===== Given records =====

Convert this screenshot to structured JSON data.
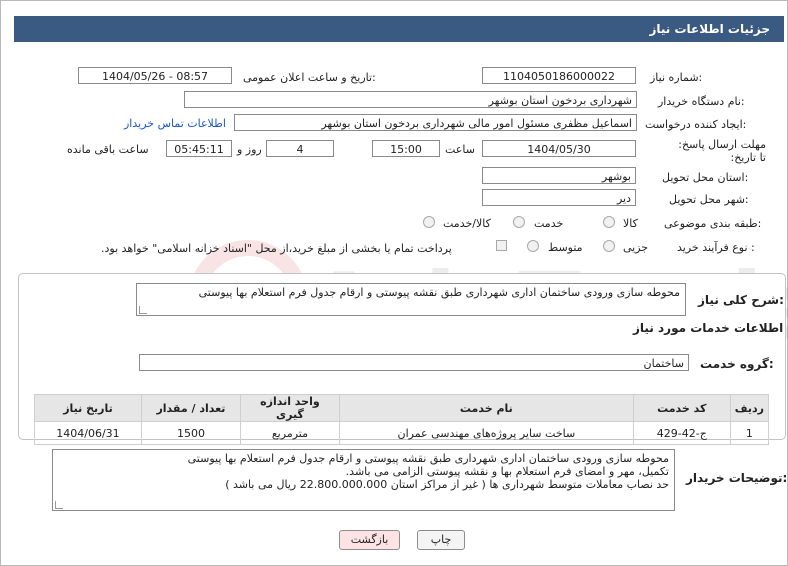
{
  "header": {
    "title": "جزئیات اطلاعات نیاز"
  },
  "form": {
    "need_number_label": "شماره نیاز:",
    "need_number": "1104050186000022",
    "announce_label": "تاریخ و ساعت اعلان عمومی:",
    "announce_value": "1404/05/26 - 08:57",
    "buyer_org_label": "نام دستگاه خریدار:",
    "buyer_org": "شهرداری بردخون استان بوشهر",
    "creator_label": "ایجاد کننده درخواست:",
    "creator": "اسماعیل مظفری مسئول امور مالی شهرداری بردخون استان بوشهر",
    "contact_link": "اطلاعات تماس خریدار",
    "deadline_label": "مهلت ارسال پاسخ: تا تاریخ:",
    "deadline_date": "1404/05/30",
    "time_label": "ساعت",
    "deadline_time": "15:00",
    "days_value": "4",
    "days_label": "روز و",
    "remaining_time": "05:45:11",
    "remaining_label": "ساعت باقی مانده",
    "province_label": "استان محل تحویل:",
    "province": "بوشهر",
    "city_label": "شهر محل تحویل:",
    "city": "دیر",
    "category_label": "طبقه بندی موضوعی:",
    "category_options": [
      "کالا",
      "خدمت",
      "کالا/خدمت"
    ],
    "category_selected": "خدمت",
    "purchase_label": "نوع فرآیند خرید :",
    "purchase_options": [
      "جزیی",
      "متوسط"
    ],
    "purchase_selected": "متوسط",
    "payment_note": "پرداخت تمام یا بخشی از مبلغ خرید،از محل \"اسناد خزانه اسلامی\" خواهد بود."
  },
  "general": {
    "summary_label": "شرح کلی نیاز:",
    "summary": "محوطه سازی ورودی ساختمان اداری شهرداری طبق نقشه پیوستی و ارقام جدول فرم استعلام بها پیوستی",
    "services_title": "اطلاعات خدمات مورد نیاز",
    "service_group_label": "گروه خدمت:",
    "service_group": "ساختمان"
  },
  "table": {
    "headers": [
      "ردیف",
      "کد خدمت",
      "نام خدمت",
      "واحد اندازه گیری",
      "تعداد / مقدار",
      "تاریخ نیاز"
    ],
    "rows": [
      [
        "1",
        "ج-42-429",
        "ساخت سایر پروژه‌های مهندسی عمران",
        "مترمربع",
        "1500",
        "1404/06/31"
      ]
    ]
  },
  "buyer_notes": {
    "label": "توضیحات خریدار:",
    "lines": [
      "محوطه سازی ورودی ساختمان اداری شهرداری طبق نقشه پیوستی و ارقام جدول فرم استعلام بها پیوستی",
      "تکمیل، مهر و امضای فرم استعلام بها و نقشه پیوستی الزامی می باشد.",
      "حد نصاب معاملات متوسط شهرداری ها ( غیر از مراکز استان 22.800.000.000 ریال می باشد )"
    ]
  },
  "buttons": {
    "print": "چاپ",
    "back": "بازگشت"
  },
  "watermark_text": "AriaTender.neT",
  "colors": {
    "header_bg": "#3b5a82",
    "link": "#1a56c9",
    "back_button_bg": "#fde3e3",
    "table_header_bg": "#e6e6e6"
  }
}
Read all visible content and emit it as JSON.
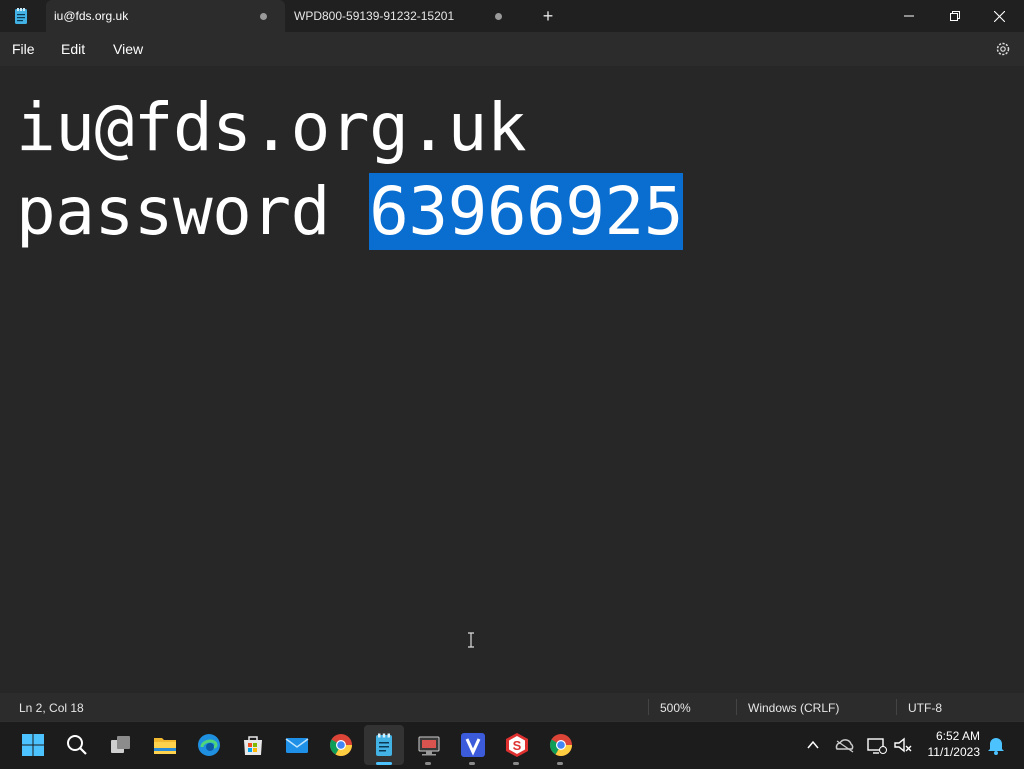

=====

Which lines contain the word "ساعت"? Copy each of them.

Solved exercise:
    "announce_label": "تاریخ و ساعت اعلان عمومی:",
    "time_label": "ساعت",
    "remaining_label": "ساعت باقی مانده",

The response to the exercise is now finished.